_Problem to solve_:
Print the records below exactly as they appear.

_Supplied material_:
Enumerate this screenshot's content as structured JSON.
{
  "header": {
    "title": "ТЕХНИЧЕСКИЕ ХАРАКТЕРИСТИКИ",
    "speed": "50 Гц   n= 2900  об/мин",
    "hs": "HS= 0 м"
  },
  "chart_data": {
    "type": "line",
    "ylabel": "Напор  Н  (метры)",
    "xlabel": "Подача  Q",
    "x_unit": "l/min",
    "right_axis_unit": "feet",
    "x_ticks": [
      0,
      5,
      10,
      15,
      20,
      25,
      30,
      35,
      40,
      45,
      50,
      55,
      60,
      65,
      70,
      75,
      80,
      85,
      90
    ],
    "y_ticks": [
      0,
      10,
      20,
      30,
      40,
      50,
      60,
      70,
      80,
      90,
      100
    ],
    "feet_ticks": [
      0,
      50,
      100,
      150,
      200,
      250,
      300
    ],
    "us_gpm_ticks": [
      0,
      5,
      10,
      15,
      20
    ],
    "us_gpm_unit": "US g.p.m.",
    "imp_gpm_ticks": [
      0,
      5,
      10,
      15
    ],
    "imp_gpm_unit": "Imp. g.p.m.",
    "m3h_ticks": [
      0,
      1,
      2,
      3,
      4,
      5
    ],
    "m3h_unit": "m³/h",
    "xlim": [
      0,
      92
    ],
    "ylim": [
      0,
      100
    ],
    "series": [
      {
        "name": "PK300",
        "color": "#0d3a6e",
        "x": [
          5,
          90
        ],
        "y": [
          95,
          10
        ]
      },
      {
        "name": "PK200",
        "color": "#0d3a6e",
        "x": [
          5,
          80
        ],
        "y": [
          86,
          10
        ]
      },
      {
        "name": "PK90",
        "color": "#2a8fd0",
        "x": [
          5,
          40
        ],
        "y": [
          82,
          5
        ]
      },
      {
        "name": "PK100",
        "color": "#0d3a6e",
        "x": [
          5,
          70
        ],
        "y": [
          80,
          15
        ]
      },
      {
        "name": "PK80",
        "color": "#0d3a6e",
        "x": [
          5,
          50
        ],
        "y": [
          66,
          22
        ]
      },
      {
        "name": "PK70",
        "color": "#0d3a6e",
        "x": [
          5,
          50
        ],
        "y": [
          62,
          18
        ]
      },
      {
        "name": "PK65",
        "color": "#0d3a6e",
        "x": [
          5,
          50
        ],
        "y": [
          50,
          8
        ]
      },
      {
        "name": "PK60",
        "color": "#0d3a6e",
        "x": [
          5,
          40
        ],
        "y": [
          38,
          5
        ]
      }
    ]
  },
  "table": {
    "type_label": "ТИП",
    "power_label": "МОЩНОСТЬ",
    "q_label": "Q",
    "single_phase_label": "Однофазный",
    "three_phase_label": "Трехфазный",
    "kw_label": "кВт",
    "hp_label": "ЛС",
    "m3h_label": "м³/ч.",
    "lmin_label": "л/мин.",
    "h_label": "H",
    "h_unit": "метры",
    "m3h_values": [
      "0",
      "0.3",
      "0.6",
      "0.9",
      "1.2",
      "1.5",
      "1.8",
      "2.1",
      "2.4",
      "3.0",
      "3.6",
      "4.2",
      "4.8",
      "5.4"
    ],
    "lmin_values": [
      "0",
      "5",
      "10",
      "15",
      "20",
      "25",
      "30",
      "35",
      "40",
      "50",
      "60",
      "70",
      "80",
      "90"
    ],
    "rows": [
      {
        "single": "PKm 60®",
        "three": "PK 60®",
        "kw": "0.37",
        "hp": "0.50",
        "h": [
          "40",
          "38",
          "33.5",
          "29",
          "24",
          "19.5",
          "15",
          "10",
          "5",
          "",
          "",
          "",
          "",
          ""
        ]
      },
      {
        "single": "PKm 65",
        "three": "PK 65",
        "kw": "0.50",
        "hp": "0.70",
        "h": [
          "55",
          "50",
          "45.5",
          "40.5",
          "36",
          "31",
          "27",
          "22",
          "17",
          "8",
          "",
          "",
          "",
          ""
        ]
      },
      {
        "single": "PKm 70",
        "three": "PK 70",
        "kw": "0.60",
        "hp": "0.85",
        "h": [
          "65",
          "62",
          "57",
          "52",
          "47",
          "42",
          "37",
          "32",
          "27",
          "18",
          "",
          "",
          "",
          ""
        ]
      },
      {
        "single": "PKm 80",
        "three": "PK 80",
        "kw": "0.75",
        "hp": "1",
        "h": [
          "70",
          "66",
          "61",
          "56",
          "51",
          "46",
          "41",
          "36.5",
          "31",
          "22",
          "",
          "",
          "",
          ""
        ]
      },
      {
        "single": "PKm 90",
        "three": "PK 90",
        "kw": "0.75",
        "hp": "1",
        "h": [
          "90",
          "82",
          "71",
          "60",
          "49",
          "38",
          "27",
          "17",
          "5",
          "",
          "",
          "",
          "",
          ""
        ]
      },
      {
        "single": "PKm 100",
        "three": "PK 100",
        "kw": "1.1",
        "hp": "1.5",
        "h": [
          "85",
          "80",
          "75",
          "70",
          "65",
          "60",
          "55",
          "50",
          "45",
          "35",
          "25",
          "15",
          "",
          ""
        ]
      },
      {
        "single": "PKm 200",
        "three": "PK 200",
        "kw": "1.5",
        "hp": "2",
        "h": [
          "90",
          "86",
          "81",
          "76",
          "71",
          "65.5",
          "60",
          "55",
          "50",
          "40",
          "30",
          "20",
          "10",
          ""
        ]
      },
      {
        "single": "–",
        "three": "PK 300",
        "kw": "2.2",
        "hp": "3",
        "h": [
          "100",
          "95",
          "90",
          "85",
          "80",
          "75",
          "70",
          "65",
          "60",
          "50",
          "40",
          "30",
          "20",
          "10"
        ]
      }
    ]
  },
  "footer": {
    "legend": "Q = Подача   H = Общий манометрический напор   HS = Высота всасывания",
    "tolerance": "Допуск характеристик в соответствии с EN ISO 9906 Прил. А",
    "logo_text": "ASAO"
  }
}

_Answer to the task_:
Enumerate this screenshot's content as structured JSON.
{
  "header": {
    "title": "ТЕХНИЧЕСКИЕ ХАРАКТЕРИСТИКИ",
    "speed": "50 Гц   n= 2900  об/мин",
    "hs": "HS= 0 м"
  },
  "chart_data": {
    "type": "line",
    "ylabel": "Напор  Н  (метры)",
    "xlabel": "Подача  Q",
    "x_unit": "l/min",
    "right_axis_unit": "feet",
    "x_ticks": [
      0,
      5,
      10,
      15,
      20,
      25,
      30,
      35,
      40,
      45,
      50,
      55,
      60,
      65,
      70,
      75,
      80,
      85,
      90
    ],
    "y_ticks": [
      0,
      10,
      20,
      30,
      40,
      50,
      60,
      70,
      80,
      90,
      100
    ],
    "feet_ticks": [
      0,
      50,
      100,
      150,
      200,
      250,
      300
    ],
    "us_gpm_ticks": [
      0,
      5,
      10,
      15,
      20
    ],
    "us_gpm_unit": "US g.p.m.",
    "imp_gpm_ticks": [
      0,
      5,
      10,
      15
    ],
    "imp_gpm_unit": "Imp. g.p.m.",
    "m3h_ticks": [
      0,
      1,
      2,
      3,
      4,
      5
    ],
    "m3h_unit": "m³/h",
    "xlim": [
      0,
      92
    ],
    "ylim": [
      0,
      100
    ],
    "series": [
      {
        "name": "PK300",
        "color": "#0d3a6e",
        "x": [
          5,
          90
        ],
        "y": [
          95,
          10
        ]
      },
      {
        "name": "PK200",
        "color": "#0d3a6e",
        "x": [
          5,
          80
        ],
        "y": [
          86,
          10
        ]
      },
      {
        "name": "PK90",
        "color": "#2a8fd0",
        "x": [
          5,
          40
        ],
        "y": [
          82,
          5
        ]
      },
      {
        "name": "PK100",
        "color": "#0d3a6e",
        "x": [
          5,
          70
        ],
        "y": [
          80,
          15
        ]
      },
      {
        "name": "PK80",
        "color": "#0d3a6e",
        "x": [
          5,
          50
        ],
        "y": [
          66,
          22
        ]
      },
      {
        "name": "PK70",
        "color": "#0d3a6e",
        "x": [
          5,
          50
        ],
        "y": [
          62,
          18
        ]
      },
      {
        "name": "PK65",
        "color": "#0d3a6e",
        "x": [
          5,
          50
        ],
        "y": [
          50,
          8
        ]
      },
      {
        "name": "PK60",
        "color": "#0d3a6e",
        "x": [
          5,
          40
        ],
        "y": [
          38,
          5
        ]
      }
    ]
  },
  "table": {
    "type_label": "ТИП",
    "power_label": "МОЩНОСТЬ",
    "q_label": "Q",
    "single_phase_label": "Однофазный",
    "three_phase_label": "Трехфазный",
    "kw_label": "кВт",
    "hp_label": "ЛС",
    "m3h_label": "м³/ч.",
    "lmin_label": "л/мин.",
    "h_label": "H",
    "h_unit": "метры",
    "m3h_values": [
      "0",
      "0.3",
      "0.6",
      "0.9",
      "1.2",
      "1.5",
      "1.8",
      "2.1",
      "2.4",
      "3.0",
      "3.6",
      "4.2",
      "4.8",
      "5.4"
    ],
    "lmin_values": [
      "0",
      "5",
      "10",
      "15",
      "20",
      "25",
      "30",
      "35",
      "40",
      "50",
      "60",
      "70",
      "80",
      "90"
    ],
    "rows": [
      {
        "single": "PKm 60®",
        "three": "PK 60®",
        "kw": "0.37",
        "hp": "0.50",
        "h": [
          "40",
          "38",
          "33.5",
          "29",
          "24",
          "19.5",
          "15",
          "10",
          "5",
          "",
          "",
          "",
          "",
          ""
        ]
      },
      {
        "single": "PKm 65",
        "three": "PK 65",
        "kw": "0.50",
        "hp": "0.70",
        "h": [
          "55",
          "50",
          "45.5",
          "40.5",
          "36",
          "31",
          "27",
          "22",
          "17",
          "8",
          "",
          "",
          "",
          ""
        ]
      },
      {
        "single": "PKm 70",
        "three": "PK 70",
        "kw": "0.60",
        "hp": "0.85",
        "h": [
          "65",
          "62",
          "57",
          "52",
          "47",
          "42",
          "37",
          "32",
          "27",
          "18",
          "",
          "",
          "",
          ""
        ]
      },
      {
        "single": "PKm 80",
        "three": "PK 80",
        "kw": "0.75",
        "hp": "1",
        "h": [
          "70",
          "66",
          "61",
          "56",
          "51",
          "46",
          "41",
          "36.5",
          "31",
          "22",
          "",
          "",
          "",
          ""
        ]
      },
      {
        "single": "PKm 90",
        "three": "PK 90",
        "kw": "0.75",
        "hp": "1",
        "h": [
          "90",
          "82",
          "71",
          "60",
          "49",
          "38",
          "27",
          "17",
          "5",
          "",
          "",
          "",
          "",
          ""
        ]
      },
      {
        "single": "PKm 100",
        "three": "PK 100",
        "kw": "1.1",
        "hp": "1.5",
        "h": [
          "85",
          "80",
          "75",
          "70",
          "65",
          "60",
          "55",
          "50",
          "45",
          "35",
          "25",
          "15",
          "",
          ""
        ]
      },
      {
        "single": "PKm 200",
        "three": "PK 200",
        "kw": "1.5",
        "hp": "2",
        "h": [
          "90",
          "86",
          "81",
          "76",
          "71",
          "65.5",
          "60",
          "55",
          "50",
          "40",
          "30",
          "20",
          "10",
          ""
        ]
      },
      {
        "single": "–",
        "three": "PK 300",
        "kw": "2.2",
        "hp": "3",
        "h": [
          "100",
          "95",
          "90",
          "85",
          "80",
          "75",
          "70",
          "65",
          "60",
          "50",
          "40",
          "30",
          "20",
          "10"
        ]
      }
    ]
  },
  "footer": {
    "legend": "Q = Подача   H = Общий манометрический напор   HS = Высота всасывания",
    "tolerance": "Допуск характеристик в соответствии с EN ISO 9906 Прил. А",
    "logo_text": "ASAO"
  }
}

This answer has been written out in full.